# TEXTE DE LECTURE
_ _ _ _ _
Dégradation des conditions de travail, pénurie de personnel, listes de patients qui s'allongent : depuis l’été dernier, les mouvements de grève dans le secteur de la santé se multiplient au Royaume-Uni.
Lundi 13 mars, les internes en médecine ont à leur tour décidé de franchir le pas (pendant 72 heures). Alors que les rafales de vent emportaient les prospectus, les grévistes de l’hôpital St Ann, dans le Nord de Londres, s'efforçaient d’organiser leur piquet de grève. Revendication principale, la revalorisation des salaires – les « juniors doctors » estimant que leurs émoluments ont chuté, en termes réels, de plus d’un quart depuis 2008…
14 livres par heure
« 14 livres par heure, ce n’est pas un salaire juste pour les internes, avance Hannah Campling, interne en psychiatrie. En 2019, il y a eu l’annonce d’une augmentation de 8,2 % sur quatre ans mais cela ne change rien. Obtenir +2 % par an alors que l’inflation est autour de 10 %, ce n’est pas suffisant… » Même ras-le-bol chez sa consœur. « Faire grève est une décision qui a été très difficile à prendre, poursuit Michelle Sftikhar, 31 ans, interne en psychiatrie depuis sept ans. Je travaille à mi-temps, je fais 38 heures par semaine mais au final, mon mari doit payer pour que je travaille car les frais de crèches pour mes enfants sont trop élevés ! J’adore mon métier, je ne voudrais pas avoir à le quitter parce que je n’ai plus les moyens de l’exercer. »
Le NHS, le service national de santé britannique, souffre d’une pénurie gravissime de personnel soignant, qui démobilise les équipes restantes. En décembre 2022, 124 000 postes de soins secondaires étaient vacants en Angleterre. Et 5,9 % des postes médicaux (soit près de 9 000) n’étaient pas occupés. Selon le principal syndicat BMA (British Medical Association), l’Angleterre aurait besoin de 46 300 praticiens supplémentaires à temps plein pour atteindre la moyenne standard de l’OCDE… Les listes de patients en attente de traitement dépassent les sept millions de personnes.
Interrogés dans le cadre d'une étude de l’Université de Leeds, les internes expliquent qu'ils subissent au quotidien des pressions insoutenables. Outre la charge de travail et la pénurie de personnel, ils avancent le manque de soutien de la part des séniors et des conflits interpersonnels. « Ces conditions sont impossibles, on voit des internes quitter le Royaume-Uni pour aller travailler au Canada ou en Australie, alerte Hannah Campling. Certains hésitent à entrer dans la profession ce qui aggrave le manque de personnel. »
_ _ _ _ _
# EXTRAITS DES ENTRÉES

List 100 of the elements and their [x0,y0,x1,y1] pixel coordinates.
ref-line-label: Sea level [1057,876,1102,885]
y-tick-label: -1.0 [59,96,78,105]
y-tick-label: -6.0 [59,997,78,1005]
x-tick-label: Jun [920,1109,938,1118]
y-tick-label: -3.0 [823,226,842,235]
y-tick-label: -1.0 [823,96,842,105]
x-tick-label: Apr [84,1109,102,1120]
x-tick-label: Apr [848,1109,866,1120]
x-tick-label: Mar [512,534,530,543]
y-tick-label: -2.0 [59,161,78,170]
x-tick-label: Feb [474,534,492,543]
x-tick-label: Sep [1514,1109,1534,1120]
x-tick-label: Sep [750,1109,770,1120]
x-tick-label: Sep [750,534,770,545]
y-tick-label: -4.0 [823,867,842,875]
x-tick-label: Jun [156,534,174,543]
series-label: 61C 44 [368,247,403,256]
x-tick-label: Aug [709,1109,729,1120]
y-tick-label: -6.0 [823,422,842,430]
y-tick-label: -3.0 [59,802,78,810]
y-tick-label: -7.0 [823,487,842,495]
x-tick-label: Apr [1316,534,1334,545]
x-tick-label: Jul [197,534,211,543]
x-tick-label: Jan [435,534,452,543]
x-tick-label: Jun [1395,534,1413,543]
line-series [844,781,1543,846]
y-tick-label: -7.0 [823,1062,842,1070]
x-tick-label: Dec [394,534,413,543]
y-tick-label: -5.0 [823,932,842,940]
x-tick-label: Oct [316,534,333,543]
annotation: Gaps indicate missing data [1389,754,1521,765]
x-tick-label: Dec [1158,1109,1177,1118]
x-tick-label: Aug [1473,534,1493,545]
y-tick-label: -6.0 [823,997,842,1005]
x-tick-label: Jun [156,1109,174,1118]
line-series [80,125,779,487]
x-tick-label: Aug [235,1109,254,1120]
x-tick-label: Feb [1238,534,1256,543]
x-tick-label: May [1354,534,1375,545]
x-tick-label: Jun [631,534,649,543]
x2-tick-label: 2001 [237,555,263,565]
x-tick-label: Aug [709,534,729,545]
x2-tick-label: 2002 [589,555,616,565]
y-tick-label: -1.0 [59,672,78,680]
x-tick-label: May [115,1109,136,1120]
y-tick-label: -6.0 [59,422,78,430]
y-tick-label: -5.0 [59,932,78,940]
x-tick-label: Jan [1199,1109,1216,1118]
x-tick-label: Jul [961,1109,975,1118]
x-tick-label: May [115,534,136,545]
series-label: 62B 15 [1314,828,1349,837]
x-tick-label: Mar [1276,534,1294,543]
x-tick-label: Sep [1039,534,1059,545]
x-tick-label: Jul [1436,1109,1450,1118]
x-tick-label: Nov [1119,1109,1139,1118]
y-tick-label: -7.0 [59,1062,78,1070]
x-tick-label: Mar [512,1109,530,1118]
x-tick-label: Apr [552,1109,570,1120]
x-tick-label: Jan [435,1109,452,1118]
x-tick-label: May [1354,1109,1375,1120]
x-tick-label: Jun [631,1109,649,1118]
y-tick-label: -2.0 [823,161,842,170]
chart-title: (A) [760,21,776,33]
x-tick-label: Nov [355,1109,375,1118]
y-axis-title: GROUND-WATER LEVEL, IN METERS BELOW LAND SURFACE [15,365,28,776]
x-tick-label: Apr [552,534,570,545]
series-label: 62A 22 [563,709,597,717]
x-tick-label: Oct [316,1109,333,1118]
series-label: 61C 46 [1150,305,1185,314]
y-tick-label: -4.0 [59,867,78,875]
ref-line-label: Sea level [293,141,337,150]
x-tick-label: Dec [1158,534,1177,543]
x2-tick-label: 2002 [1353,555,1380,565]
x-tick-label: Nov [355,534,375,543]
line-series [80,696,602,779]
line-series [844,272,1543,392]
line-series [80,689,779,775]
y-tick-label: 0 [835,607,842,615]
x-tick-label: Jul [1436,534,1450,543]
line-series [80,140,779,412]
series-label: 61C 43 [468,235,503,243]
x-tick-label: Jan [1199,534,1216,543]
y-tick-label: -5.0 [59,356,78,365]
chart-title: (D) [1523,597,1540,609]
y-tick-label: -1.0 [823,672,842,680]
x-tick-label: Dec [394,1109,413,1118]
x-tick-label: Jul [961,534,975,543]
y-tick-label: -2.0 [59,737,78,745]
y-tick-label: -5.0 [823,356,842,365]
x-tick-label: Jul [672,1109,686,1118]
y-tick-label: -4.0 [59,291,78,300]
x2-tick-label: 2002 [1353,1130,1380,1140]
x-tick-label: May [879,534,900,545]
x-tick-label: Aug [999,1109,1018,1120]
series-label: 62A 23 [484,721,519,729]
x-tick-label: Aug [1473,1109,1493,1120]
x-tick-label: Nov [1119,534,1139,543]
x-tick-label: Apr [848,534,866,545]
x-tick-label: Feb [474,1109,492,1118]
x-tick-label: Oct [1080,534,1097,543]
_ _ _ _ _
# TÂCHES ET EXERCICES
A - Répondez aux questions suivantes d'après le texte sur la grève des internes :
(i) Pendant combien de temps les internes en médecine ont-ils décidé de faire grève le lundi 13 mars ?
(ii) Combien de postes de soins secondaires étaient vacants en Angleterre en décembre 2022 ?
(iii) Vers quels pays, selon Hannah Campling, des internes partent-ils travailler ?
B - Rédigez la suite du texte sur la grève des internes, à partir de sa dernière phrase.
Les entrées constituent un matériau indépendant du texte sur la grève des internes.

# EXERCICES CORRIGÉS
A -
(i) Pendant 72 heures.
(ii) 124 000 postes.
(iii) Vers le Canada ou l'Australie.

B -
Un million d'agents bientôt augmentés
La petite équipe d'internes du piquet de grève de St Ann gardait toutefois espoir car les lignes commencent à bouger au gouvernement, d'abord au profit des paramédicaux, très mobilisés ces derniers mois.
Les infirmiers avaient entamé leur propre mouvement de grève en décembre 2022 autour de revendications similaires : hausse des salaires face à l’inflation et aggravation des conditions de travail à cause de la crise du NHS. Les ambulanciers leur avaient emboîté le pas en février. Et pour ces métiers, l'horizon se dégage un peu avec un projet d'accord pour augmenter les salaires.
Le gouvernement britannique a en effet proposé jeudi dernier une augmentation salariale générale pour plusieurs catégories d'agents. Cette proposition inclut une augmentation des rémunérations pour 2022/2023 et un accord sur les rémunérations 2023/2024, a indiqué le gouvernement, avec l'organisme en charge des salaires au sein du NHS qui comprend des syndicats. « Les deux parties considèrent que cela représente un règlement juste et raisonnable qui reconnaît le dévouement du personnel du NHS, ainsi que les pressions économiques plus larges auxquelles fait face le Royaume-Uni », précise le communiqué. Plus d'un million d'agents du NHS bénéficieront d'une augmentation de leur rémunération, a précisé le ministère de la Santé.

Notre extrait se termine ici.